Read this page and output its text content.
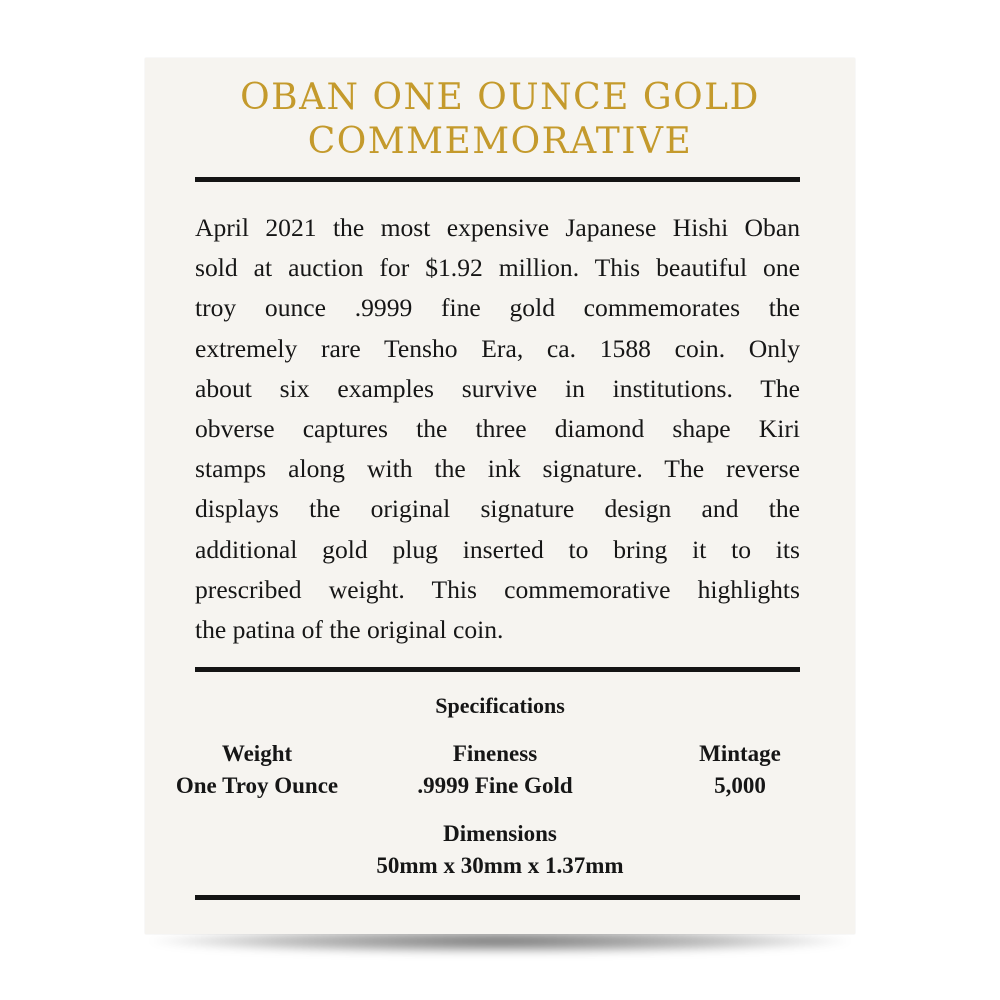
OBAN ONE OUNCE GOLD
COMMEMORATIVE

April 2021 the most expensive Japanese Hishi Oban
sold at auction for $1.92 million. This beautiful one
troy ounce .9999 fine gold commemorates the
extremely rare Tensho Era, ca. 1588 coin. Only
about six examples survive in institutions. The
obverse captures the three diamond shape Kiri
stamps along with the ink signature. The reverse
displays the original signature design and the
additional gold plug inserted to bring it to its
prescribed weight. This commemorative highlights
the patina of the original coin.

Specifications

Weight
One Troy Ounce
Fineness
.9999 Fine Gold
Mintage
5,000
Dimensions
50mm x 30mm x 1.37mm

+++

◆ **GIVEN REQUEST**
Extract the full listing above verbatim; pictures are to be left out of the copy.

◆ **ANSWER TO THE TASK**
Read this page and output its text content.
OBAN ONE OUNCE GOLD
COMMEMORATIVE

April 2021 the most expensive Japanese Hishi Oban
sold at auction for $1.92 million. This beautiful one
troy ounce .9999 fine gold commemorates the
extremely rare Tensho Era, ca. 1588 coin. Only
about six examples survive in institutions. The
obverse captures the three diamond shape Kiri
stamps along with the ink signature. The reverse
displays the original signature design and the
additional gold plug inserted to bring it to its
prescribed weight. This commemorative highlights
the patina of the original coin.

Specifications

Weight
One Troy Ounce
Fineness
.9999 Fine Gold
Mintage
5,000
Dimensions
50mm x 30mm x 1.37mm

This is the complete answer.